◆ Work to be completed ◆
Repeat every record below exactly, but leave out any pictures.

[Start Dataset records]

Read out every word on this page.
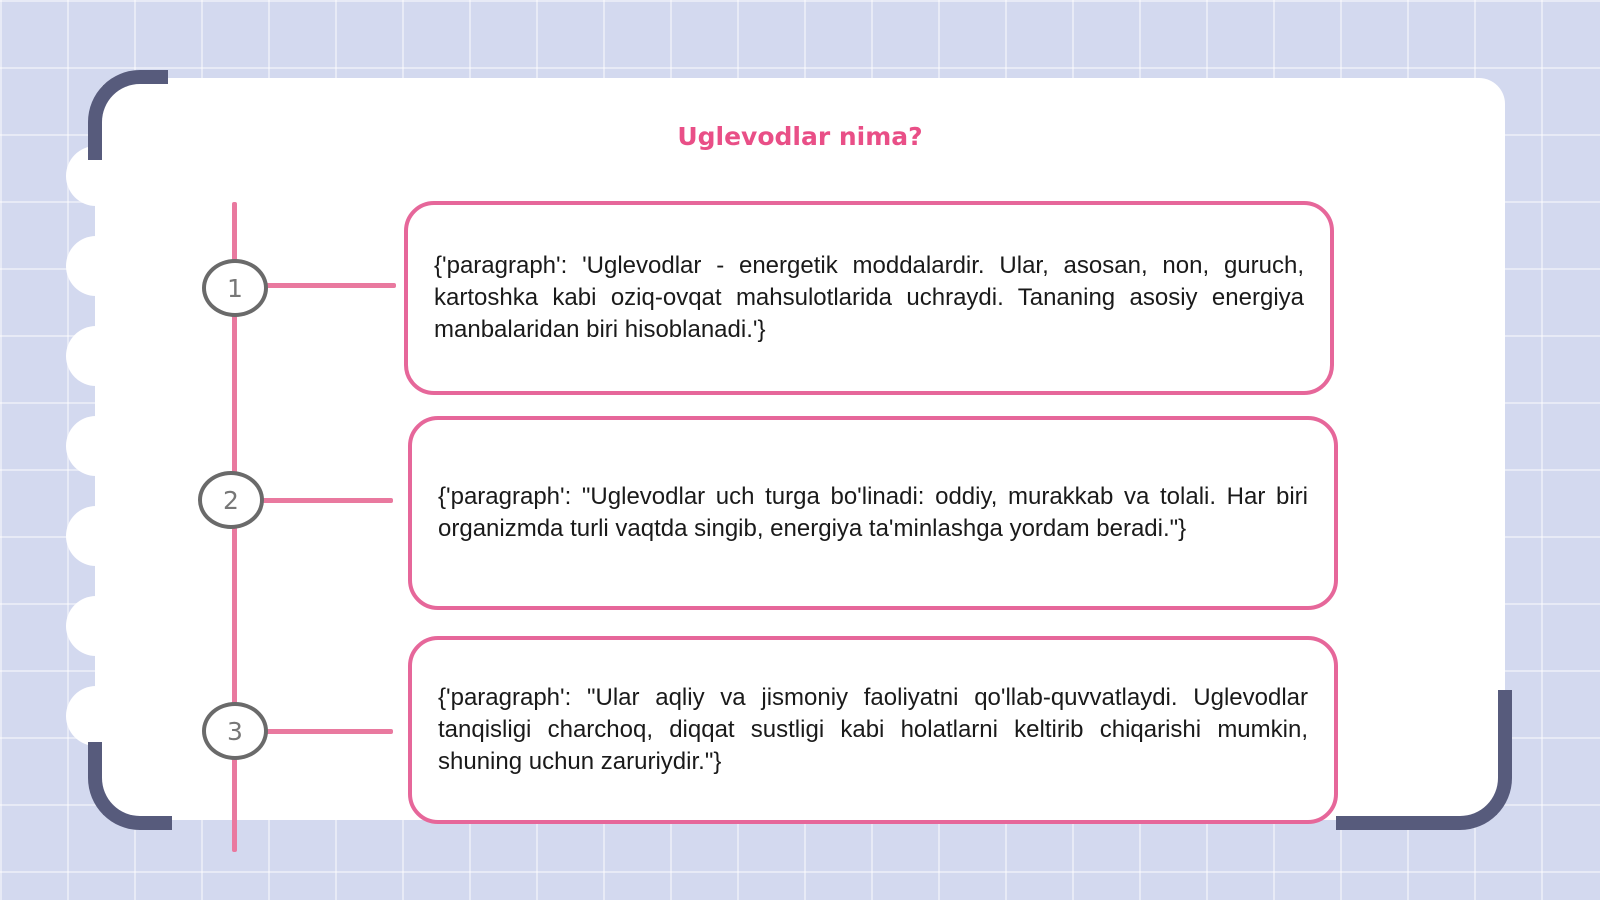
Uglevodlar nima?
1
2
3
{'paragraph': 'Uglevodlar - energetik moddalardir. Ular, asosan, non, guruch, kartoshka kabi oziq-ovqat mahsulotlarida uchraydi. Tananing asosiy energiya manbalaridan biri hisoblanadi.'}
{'paragraph': "Uglevodlar uch turga bo'linadi: oddiy, murakkab va tolali. Har biri organizmda turli vaqtda singib, energiya ta'minlashga yordam beradi."}
{'paragraph': "Ular aqliy va jismoniy faoliyatni qo'llab-quvvatlaydi. Uglevodlar tanqisligi charchoq, diqqat sustligi kabi holatlarni keltirib chiqarishi mumkin, shuning uchun zaruriydir."}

[End Dataset records]

◆ Full response ◆
Read out every word on this page.
Uglevodlar nima?
1
2
3
{'paragraph': 'Uglevodlar - energetik moddalardir. Ular, asosan, non, guruch, kartoshka kabi oziq-ovqat mahsulotlarida uchraydi. Tananing asosiy energiya manbalaridan biri hisoblanadi.'}
{'paragraph': "Uglevodlar uch turga bo'linadi: oddiy, murakkab va tolali. Har biri organizmda turli vaqtda singib, energiya ta'minlashga yordam beradi."}
{'paragraph': "Ular aqliy va jismoniy faoliyatni qo'llab-quvvatlaydi. Uglevodlar tanqisligi charchoq, diqqat sustligi kabi holatlarni keltirib chiqarishi mumkin, shuning uchun zaruriydir."}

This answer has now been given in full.